====== Data for processing

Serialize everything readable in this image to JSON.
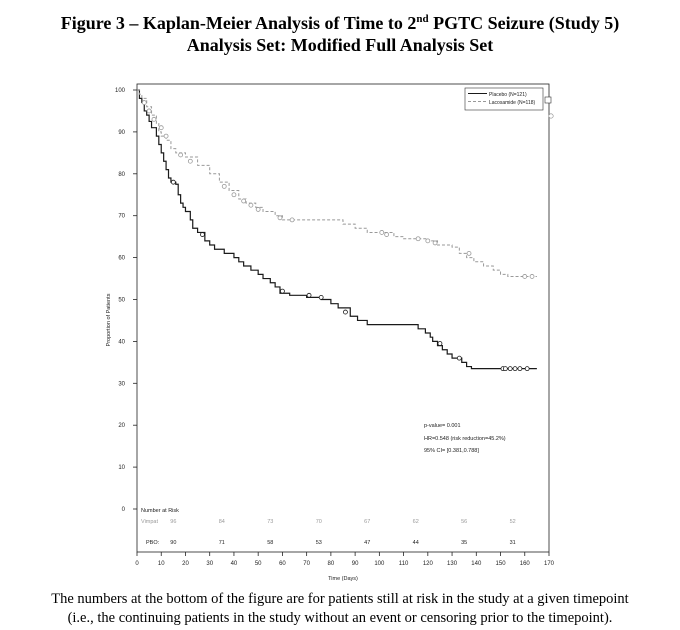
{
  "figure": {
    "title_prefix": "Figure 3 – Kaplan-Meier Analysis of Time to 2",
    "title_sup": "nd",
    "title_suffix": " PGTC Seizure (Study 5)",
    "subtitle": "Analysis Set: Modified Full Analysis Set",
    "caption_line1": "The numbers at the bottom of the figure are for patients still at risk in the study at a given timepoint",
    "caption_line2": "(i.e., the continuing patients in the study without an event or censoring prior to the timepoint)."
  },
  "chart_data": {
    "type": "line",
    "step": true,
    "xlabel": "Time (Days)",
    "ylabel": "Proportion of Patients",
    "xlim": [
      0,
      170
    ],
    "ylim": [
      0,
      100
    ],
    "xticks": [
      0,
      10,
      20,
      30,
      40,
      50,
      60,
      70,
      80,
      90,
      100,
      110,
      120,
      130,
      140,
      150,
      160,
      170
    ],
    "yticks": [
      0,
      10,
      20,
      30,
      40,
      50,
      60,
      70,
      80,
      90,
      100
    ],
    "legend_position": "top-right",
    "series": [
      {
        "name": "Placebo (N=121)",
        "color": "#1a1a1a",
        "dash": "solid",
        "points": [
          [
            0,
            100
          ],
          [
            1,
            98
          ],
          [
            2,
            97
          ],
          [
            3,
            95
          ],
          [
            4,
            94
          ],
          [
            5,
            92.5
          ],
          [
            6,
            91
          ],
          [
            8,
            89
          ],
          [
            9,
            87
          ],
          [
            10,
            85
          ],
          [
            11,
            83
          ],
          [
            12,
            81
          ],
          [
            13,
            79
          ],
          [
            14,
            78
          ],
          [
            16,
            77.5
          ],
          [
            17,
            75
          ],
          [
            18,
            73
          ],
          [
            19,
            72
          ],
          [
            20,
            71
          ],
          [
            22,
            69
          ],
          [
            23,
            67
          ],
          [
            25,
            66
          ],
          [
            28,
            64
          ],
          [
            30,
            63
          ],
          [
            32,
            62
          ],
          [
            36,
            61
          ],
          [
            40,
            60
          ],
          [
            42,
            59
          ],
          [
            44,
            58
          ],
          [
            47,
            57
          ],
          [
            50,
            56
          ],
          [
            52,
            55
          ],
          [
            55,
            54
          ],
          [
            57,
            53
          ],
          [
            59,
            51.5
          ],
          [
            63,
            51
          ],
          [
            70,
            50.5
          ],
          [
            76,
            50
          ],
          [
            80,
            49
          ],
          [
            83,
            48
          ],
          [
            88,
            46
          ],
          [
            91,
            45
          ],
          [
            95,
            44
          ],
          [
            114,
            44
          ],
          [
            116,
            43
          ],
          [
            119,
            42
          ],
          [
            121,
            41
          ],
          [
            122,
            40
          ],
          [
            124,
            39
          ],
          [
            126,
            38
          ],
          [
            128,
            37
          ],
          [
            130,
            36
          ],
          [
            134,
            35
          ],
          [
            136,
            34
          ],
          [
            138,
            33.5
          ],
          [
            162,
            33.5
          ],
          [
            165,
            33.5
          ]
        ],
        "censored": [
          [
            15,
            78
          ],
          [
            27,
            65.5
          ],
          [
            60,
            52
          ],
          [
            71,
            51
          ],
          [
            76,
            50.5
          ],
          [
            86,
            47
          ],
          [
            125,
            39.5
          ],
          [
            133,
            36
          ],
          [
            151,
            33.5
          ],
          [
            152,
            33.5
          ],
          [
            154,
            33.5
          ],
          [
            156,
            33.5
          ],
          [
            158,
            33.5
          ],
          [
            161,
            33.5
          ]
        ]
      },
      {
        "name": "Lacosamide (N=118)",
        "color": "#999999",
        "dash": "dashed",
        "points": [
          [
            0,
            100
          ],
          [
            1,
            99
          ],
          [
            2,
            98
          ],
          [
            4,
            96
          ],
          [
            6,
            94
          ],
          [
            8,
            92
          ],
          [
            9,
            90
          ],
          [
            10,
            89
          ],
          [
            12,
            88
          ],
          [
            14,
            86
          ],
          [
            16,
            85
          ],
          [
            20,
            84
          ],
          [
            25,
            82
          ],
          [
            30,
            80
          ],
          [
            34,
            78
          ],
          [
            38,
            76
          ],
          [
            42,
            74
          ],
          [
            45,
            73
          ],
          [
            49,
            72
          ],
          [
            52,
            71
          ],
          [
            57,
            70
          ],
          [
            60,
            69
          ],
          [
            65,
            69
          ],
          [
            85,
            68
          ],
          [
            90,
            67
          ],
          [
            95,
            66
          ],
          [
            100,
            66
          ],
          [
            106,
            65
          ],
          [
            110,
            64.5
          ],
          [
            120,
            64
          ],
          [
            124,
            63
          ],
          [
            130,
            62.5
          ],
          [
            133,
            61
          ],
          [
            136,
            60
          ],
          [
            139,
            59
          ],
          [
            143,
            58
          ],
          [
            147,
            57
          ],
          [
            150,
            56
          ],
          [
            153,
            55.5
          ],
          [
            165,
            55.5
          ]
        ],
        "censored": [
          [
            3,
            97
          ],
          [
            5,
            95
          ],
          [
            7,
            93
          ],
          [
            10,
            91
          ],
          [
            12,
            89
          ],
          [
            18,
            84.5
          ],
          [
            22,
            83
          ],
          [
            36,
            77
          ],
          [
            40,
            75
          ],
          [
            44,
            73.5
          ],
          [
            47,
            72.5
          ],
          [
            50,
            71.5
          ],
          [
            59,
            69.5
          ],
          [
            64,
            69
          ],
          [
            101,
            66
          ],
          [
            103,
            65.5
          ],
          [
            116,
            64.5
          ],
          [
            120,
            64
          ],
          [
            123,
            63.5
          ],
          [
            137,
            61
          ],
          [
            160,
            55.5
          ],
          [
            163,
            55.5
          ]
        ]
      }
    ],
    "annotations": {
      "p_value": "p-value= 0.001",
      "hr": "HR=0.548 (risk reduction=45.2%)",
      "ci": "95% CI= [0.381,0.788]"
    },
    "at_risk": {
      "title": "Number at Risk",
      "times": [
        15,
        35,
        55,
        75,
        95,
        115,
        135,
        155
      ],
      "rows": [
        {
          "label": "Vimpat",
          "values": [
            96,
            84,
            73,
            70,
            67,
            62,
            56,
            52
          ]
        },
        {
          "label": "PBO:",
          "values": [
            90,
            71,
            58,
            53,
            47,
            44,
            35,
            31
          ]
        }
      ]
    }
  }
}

============
====== Data for processing

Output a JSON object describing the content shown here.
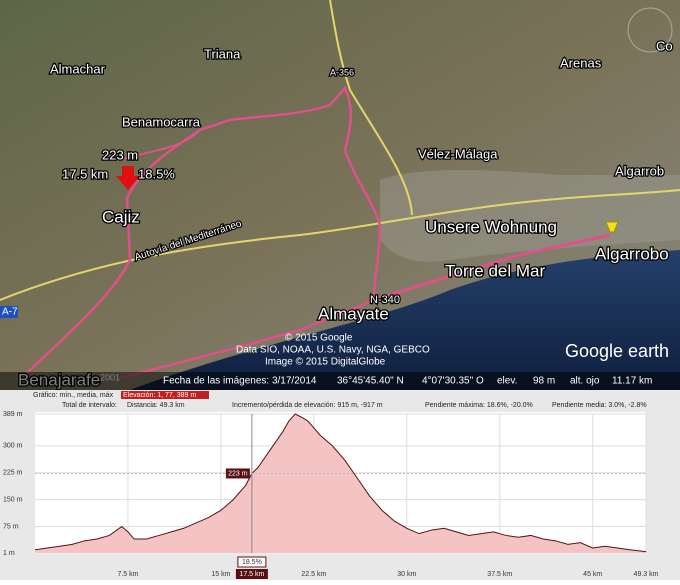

============
====== Data for processing

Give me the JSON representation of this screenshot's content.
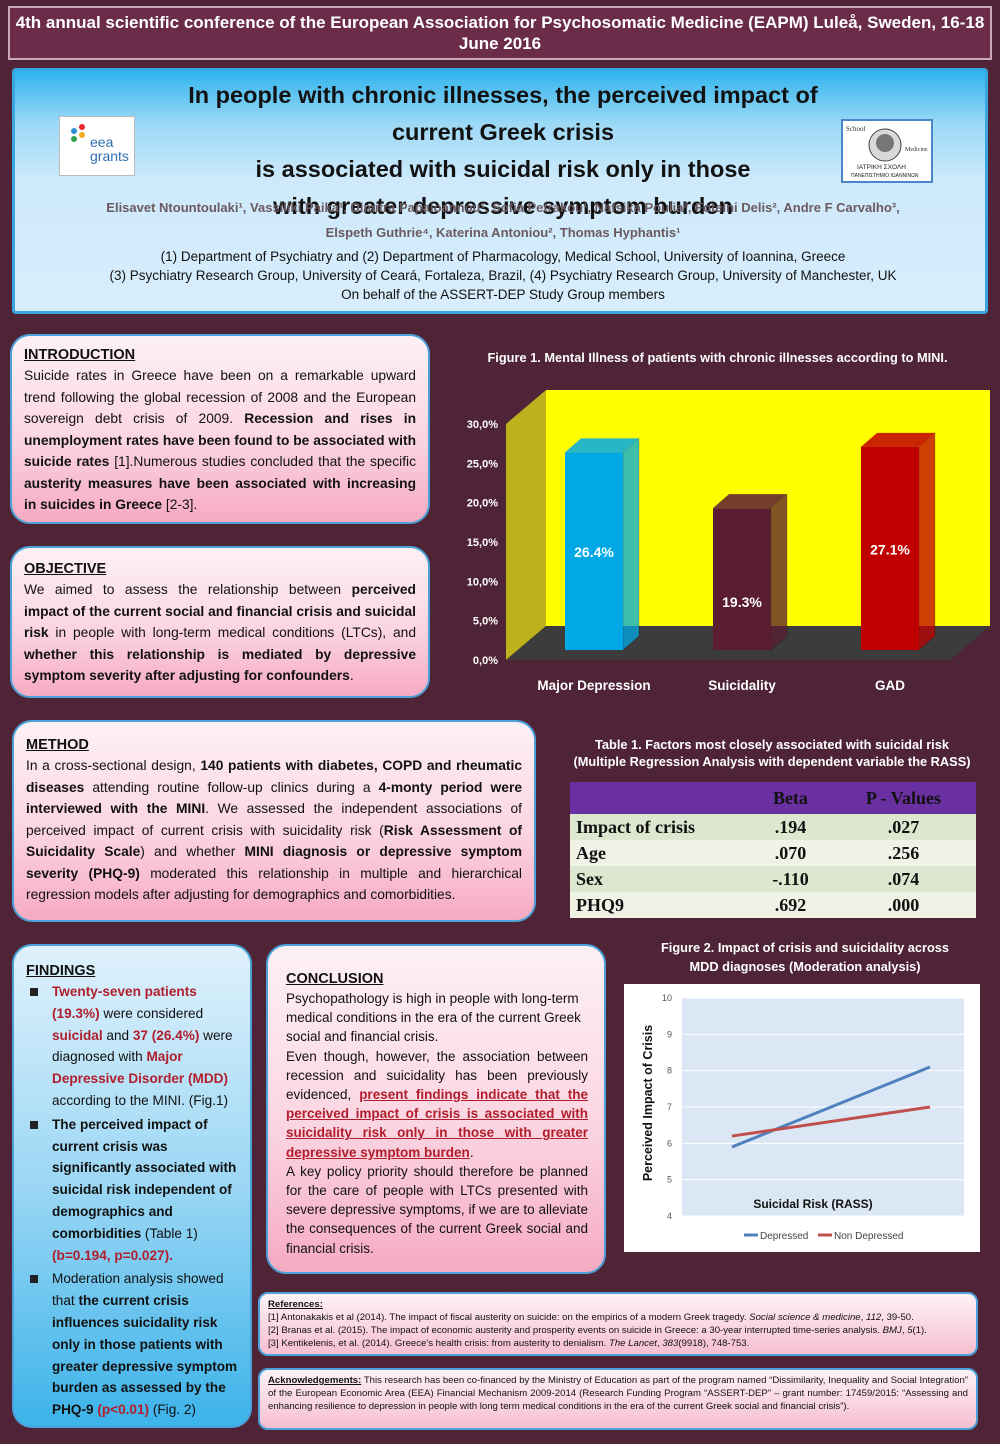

============

What the task requires: If the string "content" is in a line of the entries, pick that line out.

Result of this task:
Output a JSON object describing the content shown here.
Give me the JSON representation of this screenshot's content.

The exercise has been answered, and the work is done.